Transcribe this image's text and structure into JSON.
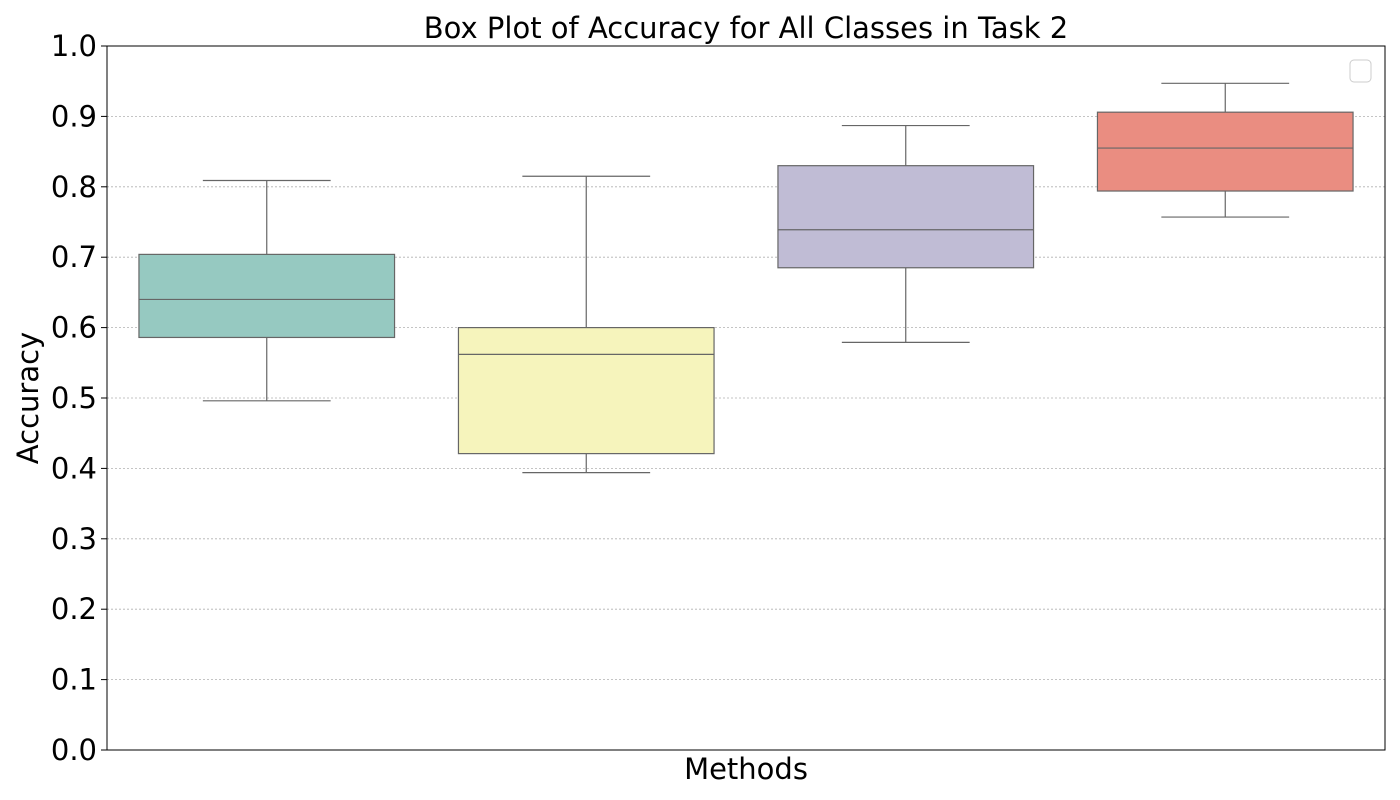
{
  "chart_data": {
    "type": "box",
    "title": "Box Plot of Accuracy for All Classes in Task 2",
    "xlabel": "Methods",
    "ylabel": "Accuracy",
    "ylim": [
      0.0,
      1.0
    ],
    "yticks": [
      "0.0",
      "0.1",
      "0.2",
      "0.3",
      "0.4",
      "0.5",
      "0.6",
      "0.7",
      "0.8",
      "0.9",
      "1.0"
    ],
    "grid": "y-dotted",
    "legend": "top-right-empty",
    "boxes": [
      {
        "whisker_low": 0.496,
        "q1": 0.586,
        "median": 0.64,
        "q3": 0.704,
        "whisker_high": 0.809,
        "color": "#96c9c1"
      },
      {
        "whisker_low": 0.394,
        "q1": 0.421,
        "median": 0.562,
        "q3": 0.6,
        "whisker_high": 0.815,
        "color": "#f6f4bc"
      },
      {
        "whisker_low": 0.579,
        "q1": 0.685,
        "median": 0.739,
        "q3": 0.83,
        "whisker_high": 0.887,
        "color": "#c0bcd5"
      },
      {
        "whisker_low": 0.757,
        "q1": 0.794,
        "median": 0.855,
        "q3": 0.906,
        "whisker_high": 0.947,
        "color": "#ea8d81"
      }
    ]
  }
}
____________
- [Instructions to follow] Gather all lines from the records above in which "color" appears.

- [Exercise answer]
        "color": "#96c9c1"
        "color": "#f6f4bc"
        "color": "#c0bcd5"
        "color": "#ea8d81"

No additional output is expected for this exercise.